_INPUT_.

** START **

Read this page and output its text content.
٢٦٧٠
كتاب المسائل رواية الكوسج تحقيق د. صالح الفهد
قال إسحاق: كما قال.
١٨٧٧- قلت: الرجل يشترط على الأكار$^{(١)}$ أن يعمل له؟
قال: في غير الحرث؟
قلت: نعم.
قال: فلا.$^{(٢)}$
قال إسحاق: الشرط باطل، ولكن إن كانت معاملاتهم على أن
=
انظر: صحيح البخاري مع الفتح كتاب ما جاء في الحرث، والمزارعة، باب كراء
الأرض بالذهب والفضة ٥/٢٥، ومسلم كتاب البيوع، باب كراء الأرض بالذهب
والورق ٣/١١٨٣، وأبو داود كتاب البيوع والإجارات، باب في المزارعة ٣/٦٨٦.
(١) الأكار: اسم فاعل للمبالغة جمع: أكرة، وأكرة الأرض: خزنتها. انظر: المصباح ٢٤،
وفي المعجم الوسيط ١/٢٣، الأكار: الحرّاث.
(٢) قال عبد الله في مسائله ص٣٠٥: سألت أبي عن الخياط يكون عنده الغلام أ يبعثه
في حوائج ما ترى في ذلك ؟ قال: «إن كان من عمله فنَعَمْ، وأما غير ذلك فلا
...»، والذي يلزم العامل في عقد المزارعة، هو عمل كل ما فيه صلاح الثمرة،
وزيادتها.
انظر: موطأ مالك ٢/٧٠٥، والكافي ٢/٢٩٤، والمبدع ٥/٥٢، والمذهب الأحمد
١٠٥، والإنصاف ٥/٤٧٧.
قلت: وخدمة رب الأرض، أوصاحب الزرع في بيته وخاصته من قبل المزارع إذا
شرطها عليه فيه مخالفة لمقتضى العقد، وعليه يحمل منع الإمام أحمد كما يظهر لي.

** END **

_OBJECTIVE_.
All of the data must be returned exactly.

_RESPONSE TO THIS TASK_.
Read this page and output its text content.
٢٦٧٠
كتاب المسائل رواية الكوسج تحقيق د. صالح الفهد
قال إسحاق: كما قال.
١٨٧٧- قلت: الرجل يشترط على الأكار$^{(١)}$ أن يعمل له؟
قال: في غير الحرث؟
قلت: نعم.
قال: فلا.$^{(٢)}$
قال إسحاق: الشرط باطل، ولكن إن كانت معاملاتهم على أن
=
انظر: صحيح البخاري مع الفتح كتاب ما جاء في الحرث، والمزارعة، باب كراء
الأرض بالذهب والفضة ٥/٢٥، ومسلم كتاب البيوع، باب كراء الأرض بالذهب
والورق ٣/١١٨٣، وأبو داود كتاب البيوع والإجارات، باب في المزارعة ٣/٦٨٦.
(١) الأكار: اسم فاعل للمبالغة جمع: أكرة، وأكرة الأرض: خزنتها. انظر: المصباح ٢٤،
وفي المعجم الوسيط ١/٢٣، الأكار: الحرّاث.
(٢) قال عبد الله في مسائله ص٣٠٥: سألت أبي عن الخياط يكون عنده الغلام أ يبعثه
في حوائج ما ترى في ذلك ؟ قال: «إن كان من عمله فنَعَمْ، وأما غير ذلك فلا
...»، والذي يلزم العامل في عقد المزارعة، هو عمل كل ما فيه صلاح الثمرة،
وزيادتها.
انظر: موطأ مالك ٢/٧٠٥، والكافي ٢/٢٩٤، والمبدع ٥/٥٢، والمذهب الأحمد
١٠٥، والإنصاف ٥/٤٧٧.
قلت: وخدمة رب الأرض، أوصاحب الزرع في بيته وخاصته من قبل المزارع إذا
شرطها عليه فيه مخالفة لمقتضى العقد، وعليه يحمل منع الإمام أحمد كما يظهر لي.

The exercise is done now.